Extract to read.
★ ★ ★

Bargain paperbacks continue the Penguin tradition

Sixty years on, Australians are celebrating the paperback by buying pocket-sized morsels of work by 60 writers. 

WHEN the author Gerald Murnane was eight, he saw his first Penguin paperbacks at his grandmother’s house. It was the 1940s and, in the unerring way families have of ensuring the very behavior they want to discourage, his aunts warned him that such books were not fit for children.

But when Murnane finally sneaked them away he found their contents more puzzling than enlightening. He was left with a strong sense that words such as “mistress” and “affair” held worlds of meaning he had yet to explore.

Later, Murnane qualified for university but disdained it in favor of “a typical young-man project of educating myself and becoming a writer at the same time”. For this he read Pelicans, the Penguin imprint for educational non-fiction.

He still has his paperback works of Hume and Berkeley, histories of England and introductions to art.

In the 1950s he returned to the Penguin family for his sex education but this time his luck was out. The Psychology of Sex, which he was inspired to buy after seeing it in the hands of many other young hopefuls, turned out to be a ponderous psychoanalytic tome that probably read little better in its original German.

Penguin paperbacks are woven through the reading lives of nearly three generations of Australians. In 1935 Penguin was launched with 10 sixpenny titles by authors including Agatha Christie and Ernest Hemingway; soon they were selling in their millions.

The company is marking its 60th birthday this year with a special issue that echoes its original aim of supplying ordinary people with good writing, cheaply. A publisher’s sell-out of 500,000 copies of Penguin 60s, pocket-sized morsels of work by 60 writers from Marcus Aurelius to Poppy Z. Brite, has gone into Australian bookshops, where they retail for a phenomenally popular $1.95.

For half the price of a glossy magazine, the reader gets about an hour’s taste of a writer’s style in the form of a chapter of a novel, some short stories or, if it’s Marcus Aurelius, a series of meditations. In England last July, eight of the mini-books cracked the top 10 non-fiction paperback list and three made fiction’s top 10. Their success might lead to increases in sales of other works by those authors; like the titbits a butcher barbecues outside his shop on a Saturday morning, the mini-books are designed to be delectable little temptations enticing readers into buying more.

★ ★ ★

Goals.
1/ In the article on Penguin paperbacks, how many titles did Penguin launch with in 1935?
2/ Quote the listing's lines from the one containing "range-segment [121, 48, 128, 81]" through the one containing "legend-range: 2.51-2.66 [671, 105, 725, 116]", inclusive.

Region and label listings
★ ★ ★

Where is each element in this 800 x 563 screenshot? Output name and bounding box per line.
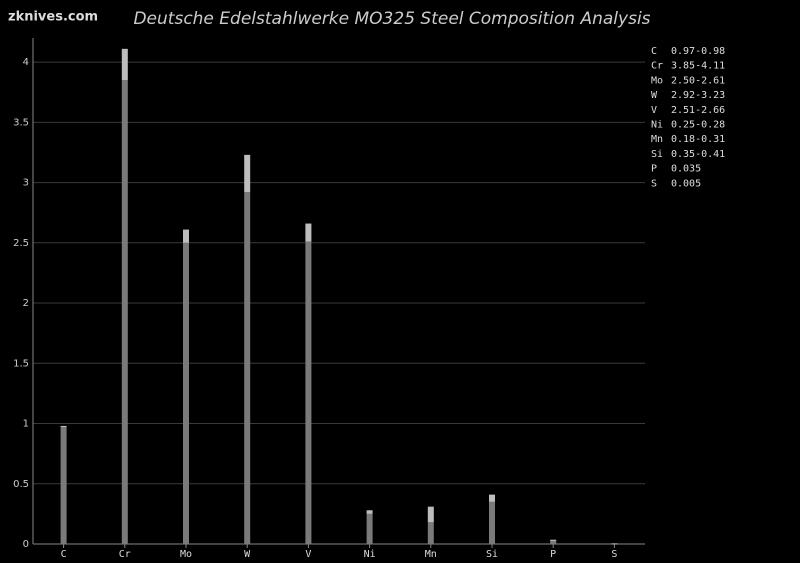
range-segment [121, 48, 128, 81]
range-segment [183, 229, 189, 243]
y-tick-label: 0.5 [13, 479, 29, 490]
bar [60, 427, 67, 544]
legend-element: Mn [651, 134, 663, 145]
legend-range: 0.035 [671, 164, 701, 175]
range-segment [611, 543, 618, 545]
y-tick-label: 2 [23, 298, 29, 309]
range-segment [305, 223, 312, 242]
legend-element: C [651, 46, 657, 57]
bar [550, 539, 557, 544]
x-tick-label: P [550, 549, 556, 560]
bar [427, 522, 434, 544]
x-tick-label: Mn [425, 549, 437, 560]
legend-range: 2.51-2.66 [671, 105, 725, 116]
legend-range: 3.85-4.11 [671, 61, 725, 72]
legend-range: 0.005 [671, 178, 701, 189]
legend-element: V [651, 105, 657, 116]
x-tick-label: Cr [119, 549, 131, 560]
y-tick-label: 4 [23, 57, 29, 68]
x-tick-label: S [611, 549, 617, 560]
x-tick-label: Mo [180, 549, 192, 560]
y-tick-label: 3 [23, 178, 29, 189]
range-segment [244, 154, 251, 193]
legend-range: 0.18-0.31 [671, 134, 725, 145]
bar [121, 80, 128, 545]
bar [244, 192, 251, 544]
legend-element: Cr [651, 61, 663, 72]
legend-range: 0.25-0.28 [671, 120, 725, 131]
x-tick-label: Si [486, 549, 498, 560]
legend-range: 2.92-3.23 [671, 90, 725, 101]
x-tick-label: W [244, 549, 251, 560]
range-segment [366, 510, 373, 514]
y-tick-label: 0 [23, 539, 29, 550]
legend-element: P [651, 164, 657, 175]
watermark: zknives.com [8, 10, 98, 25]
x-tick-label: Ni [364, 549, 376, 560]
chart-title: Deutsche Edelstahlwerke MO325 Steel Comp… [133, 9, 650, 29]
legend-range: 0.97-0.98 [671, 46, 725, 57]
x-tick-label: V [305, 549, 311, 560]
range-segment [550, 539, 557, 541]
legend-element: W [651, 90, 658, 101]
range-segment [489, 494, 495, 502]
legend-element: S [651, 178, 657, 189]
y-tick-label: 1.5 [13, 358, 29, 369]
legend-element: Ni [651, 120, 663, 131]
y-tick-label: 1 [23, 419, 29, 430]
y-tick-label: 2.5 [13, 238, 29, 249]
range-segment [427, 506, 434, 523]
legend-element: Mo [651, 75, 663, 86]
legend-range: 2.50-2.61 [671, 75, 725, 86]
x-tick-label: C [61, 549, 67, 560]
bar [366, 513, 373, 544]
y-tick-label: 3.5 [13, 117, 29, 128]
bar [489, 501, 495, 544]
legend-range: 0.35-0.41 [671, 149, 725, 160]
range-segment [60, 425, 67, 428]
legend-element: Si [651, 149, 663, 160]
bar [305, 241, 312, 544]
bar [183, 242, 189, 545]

★ ★ ★

Responses in order.
1/ Ten sixpenny titles.

2/
range-segment [121, 48, 128, 81]
range-segment [183, 229, 189, 243]
y-tick-label: 0.5 [13, 479, 29, 490]
bar [60, 427, 67, 544]
legend-element: Mn [651, 134, 663, 145]
legend-range: 0.035 [671, 164, 701, 175]
range-segment [611, 543, 618, 545]
y-tick-label: 2 [23, 298, 29, 309]
range-segment [305, 223, 312, 242]
legend-element: C [651, 46, 657, 57]
bar [550, 539, 557, 544]
x-tick-label: P [550, 549, 556, 560]
bar [427, 522, 434, 544]
x-tick-label: Mn [425, 549, 437, 560]
legend-range: 2.51-2.66 [671, 105, 725, 116]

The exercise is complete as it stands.